> [Given instruction]: Reproduce every entry exactly.

> [Materials provided]:
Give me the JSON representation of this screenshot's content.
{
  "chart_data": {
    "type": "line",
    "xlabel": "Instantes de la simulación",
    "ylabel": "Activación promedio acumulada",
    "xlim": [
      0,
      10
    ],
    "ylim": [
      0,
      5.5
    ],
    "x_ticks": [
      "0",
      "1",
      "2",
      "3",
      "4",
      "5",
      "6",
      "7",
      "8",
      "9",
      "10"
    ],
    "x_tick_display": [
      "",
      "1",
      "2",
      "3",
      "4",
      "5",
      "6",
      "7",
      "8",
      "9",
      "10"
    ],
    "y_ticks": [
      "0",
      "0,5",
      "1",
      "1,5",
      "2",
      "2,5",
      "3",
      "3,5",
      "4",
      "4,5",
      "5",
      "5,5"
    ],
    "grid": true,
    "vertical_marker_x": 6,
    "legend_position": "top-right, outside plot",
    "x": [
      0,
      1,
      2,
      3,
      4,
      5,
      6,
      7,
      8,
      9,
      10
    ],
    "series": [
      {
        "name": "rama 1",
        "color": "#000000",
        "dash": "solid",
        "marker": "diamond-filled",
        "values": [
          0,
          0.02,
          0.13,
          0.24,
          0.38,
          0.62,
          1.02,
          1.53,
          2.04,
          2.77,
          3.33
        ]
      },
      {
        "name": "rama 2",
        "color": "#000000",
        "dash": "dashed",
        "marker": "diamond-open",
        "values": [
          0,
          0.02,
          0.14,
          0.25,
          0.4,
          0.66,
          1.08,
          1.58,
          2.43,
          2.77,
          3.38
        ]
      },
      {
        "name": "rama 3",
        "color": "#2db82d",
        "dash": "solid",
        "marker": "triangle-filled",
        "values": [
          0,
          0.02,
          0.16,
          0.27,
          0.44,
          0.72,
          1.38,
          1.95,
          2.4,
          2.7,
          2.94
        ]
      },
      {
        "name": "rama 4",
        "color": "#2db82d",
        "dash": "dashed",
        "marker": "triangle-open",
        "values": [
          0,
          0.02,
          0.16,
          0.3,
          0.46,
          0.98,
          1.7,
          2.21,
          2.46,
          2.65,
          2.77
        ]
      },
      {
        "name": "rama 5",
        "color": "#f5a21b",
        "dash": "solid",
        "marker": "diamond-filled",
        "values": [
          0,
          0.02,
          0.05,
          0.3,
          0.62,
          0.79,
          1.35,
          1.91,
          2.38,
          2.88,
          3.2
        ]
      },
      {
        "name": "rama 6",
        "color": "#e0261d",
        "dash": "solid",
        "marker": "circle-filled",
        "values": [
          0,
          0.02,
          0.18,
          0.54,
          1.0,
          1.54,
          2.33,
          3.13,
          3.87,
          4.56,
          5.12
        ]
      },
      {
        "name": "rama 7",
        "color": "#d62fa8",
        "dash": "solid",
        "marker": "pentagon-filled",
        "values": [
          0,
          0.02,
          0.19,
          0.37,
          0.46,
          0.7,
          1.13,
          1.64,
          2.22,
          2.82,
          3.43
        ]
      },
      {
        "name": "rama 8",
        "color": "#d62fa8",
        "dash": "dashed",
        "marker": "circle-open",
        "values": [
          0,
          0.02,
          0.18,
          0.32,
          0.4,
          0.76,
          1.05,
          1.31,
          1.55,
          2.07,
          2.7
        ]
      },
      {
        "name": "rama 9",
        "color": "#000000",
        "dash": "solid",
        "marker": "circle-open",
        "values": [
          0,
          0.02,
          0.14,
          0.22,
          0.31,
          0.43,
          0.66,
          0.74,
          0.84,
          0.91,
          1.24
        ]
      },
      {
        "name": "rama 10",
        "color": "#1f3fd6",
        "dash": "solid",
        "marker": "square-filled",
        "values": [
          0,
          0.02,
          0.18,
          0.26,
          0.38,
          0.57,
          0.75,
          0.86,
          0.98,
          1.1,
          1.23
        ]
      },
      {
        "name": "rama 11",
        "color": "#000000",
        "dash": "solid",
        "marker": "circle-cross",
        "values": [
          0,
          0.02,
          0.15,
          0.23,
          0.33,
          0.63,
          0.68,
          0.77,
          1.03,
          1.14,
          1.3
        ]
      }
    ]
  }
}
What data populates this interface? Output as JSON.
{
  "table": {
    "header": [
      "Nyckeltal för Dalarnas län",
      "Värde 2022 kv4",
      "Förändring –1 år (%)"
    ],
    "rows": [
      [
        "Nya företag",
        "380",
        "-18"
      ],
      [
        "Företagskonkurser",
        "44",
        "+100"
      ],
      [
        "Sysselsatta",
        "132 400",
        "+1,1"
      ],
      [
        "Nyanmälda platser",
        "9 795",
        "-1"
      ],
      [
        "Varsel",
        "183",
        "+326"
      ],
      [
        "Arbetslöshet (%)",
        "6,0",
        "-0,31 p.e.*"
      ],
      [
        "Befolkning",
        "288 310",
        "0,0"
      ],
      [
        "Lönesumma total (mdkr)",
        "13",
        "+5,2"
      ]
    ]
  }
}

> [Task result]:
Give me the JSON representation of this screenshot's content.
{
  "chart_data": {
    "type": "line",
    "xlabel": "Instantes de la simulación",
    "ylabel": "Activación promedio acumulada",
    "xlim": [
      0,
      10
    ],
    "ylim": [
      0,
      5.5
    ],
    "x_ticks": [
      "0",
      "1",
      "2",
      "3",
      "4",
      "5",
      "6",
      "7",
      "8",
      "9",
      "10"
    ],
    "x_tick_display": [
      "",
      "1",
      "2",
      "3",
      "4",
      "5",
      "6",
      "7",
      "8",
      "9",
      "10"
    ],
    "y_ticks": [
      "0",
      "0,5",
      "1",
      "1,5",
      "2",
      "2,5",
      "3",
      "3,5",
      "4",
      "4,5",
      "5",
      "5,5"
    ],
    "grid": true,
    "vertical_marker_x": 6,
    "legend_position": "top-right, outside plot",
    "x": [
      0,
      1,
      2,
      3,
      4,
      5,
      6,
      7,
      8,
      9,
      10
    ],
    "series": [
      {
        "name": "rama 1",
        "color": "#000000",
        "dash": "solid",
        "marker": "diamond-filled",
        "values": [
          0,
          0.02,
          0.13,
          0.24,
          0.38,
          0.62,
          1.02,
          1.53,
          2.04,
          2.77,
          3.33
        ]
      },
      {
        "name": "rama 2",
        "color": "#000000",
        "dash": "dashed",
        "marker": "diamond-open",
        "values": [
          0,
          0.02,
          0.14,
          0.25,
          0.4,
          0.66,
          1.08,
          1.58,
          2.43,
          2.77,
          3.38
        ]
      },
      {
        "name": "rama 3",
        "color": "#2db82d",
        "dash": "solid",
        "marker": "triangle-filled",
        "values": [
          0,
          0.02,
          0.16,
          0.27,
          0.44,
          0.72,
          1.38,
          1.95,
          2.4,
          2.7,
          2.94
        ]
      },
      {
        "name": "rama 4",
        "color": "#2db82d",
        "dash": "dashed",
        "marker": "triangle-open",
        "values": [
          0,
          0.02,
          0.16,
          0.3,
          0.46,
          0.98,
          1.7,
          2.21,
          2.46,
          2.65,
          2.77
        ]
      },
      {
        "name": "rama 5",
        "color": "#f5a21b",
        "dash": "solid",
        "marker": "diamond-filled",
        "values": [
          0,
          0.02,
          0.05,
          0.3,
          0.62,
          0.79,
          1.35,
          1.91,
          2.38,
          2.88,
          3.2
        ]
      },
      {
        "name": "rama 6",
        "color": "#e0261d",
        "dash": "solid",
        "marker": "circle-filled",
        "values": [
          0,
          0.02,
          0.18,
          0.54,
          1.0,
          1.54,
          2.33,
          3.13,
          3.87,
          4.56,
          5.12
        ]
      },
      {
        "name": "rama 7",
        "color": "#d62fa8",
        "dash": "solid",
        "marker": "pentagon-filled",
        "values": [
          0,
          0.02,
          0.19,
          0.37,
          0.46,
          0.7,
          1.13,
          1.64,
          2.22,
          2.82,
          3.43
        ]
      },
      {
        "name": "rama 8",
        "color": "#d62fa8",
        "dash": "dashed",
        "marker": "circle-open",
        "values": [
          0,
          0.02,
          0.18,
          0.32,
          0.4,
          0.76,
          1.05,
          1.31,
          1.55,
          2.07,
          2.7
        ]
      },
      {
        "name": "rama 9",
        "color": "#000000",
        "dash": "solid",
        "marker": "circle-open",
        "values": [
          0,
          0.02,
          0.14,
          0.22,
          0.31,
          0.43,
          0.66,
          0.74,
          0.84,
          0.91,
          1.24
        ]
      },
      {
        "name": "rama 10",
        "color": "#1f3fd6",
        "dash": "solid",
        "marker": "square-filled",
        "values": [
          0,
          0.02,
          0.18,
          0.26,
          0.38,
          0.57,
          0.75,
          0.86,
          0.98,
          1.1,
          1.23
        ]
      },
      {
        "name": "rama 11",
        "color": "#000000",
        "dash": "solid",
        "marker": "circle-cross",
        "values": [
          0,
          0.02,
          0.15,
          0.23,
          0.33,
          0.63,
          0.68,
          0.77,
          1.03,
          1.14,
          1.3
        ]
      }
    ]
  }
}
What data populates this interface? Output as JSON.
{
  "table": {
    "header": [
      "Nyckeltal för Dalarnas län",
      "Värde 2022 kv4",
      "Förändring –1 år (%)"
    ],
    "rows": [
      [
        "Nya företag",
        "380",
        "-18"
      ],
      [
        "Företagskonkurser",
        "44",
        "+100"
      ],
      [
        "Sysselsatta",
        "132 400",
        "+1,1"
      ],
      [
        "Nyanmälda platser",
        "9 795",
        "-1"
      ],
      [
        "Varsel",
        "183",
        "+326"
      ],
      [
        "Arbetslöshet (%)",
        "6,0",
        "-0,31 p.e.*"
      ],
      [
        "Befolkning",
        "288 310",
        "0,0"
      ],
      [
        "Lönesumma total (mdkr)",
        "13",
        "+5,2"
      ]
    ]
  }
}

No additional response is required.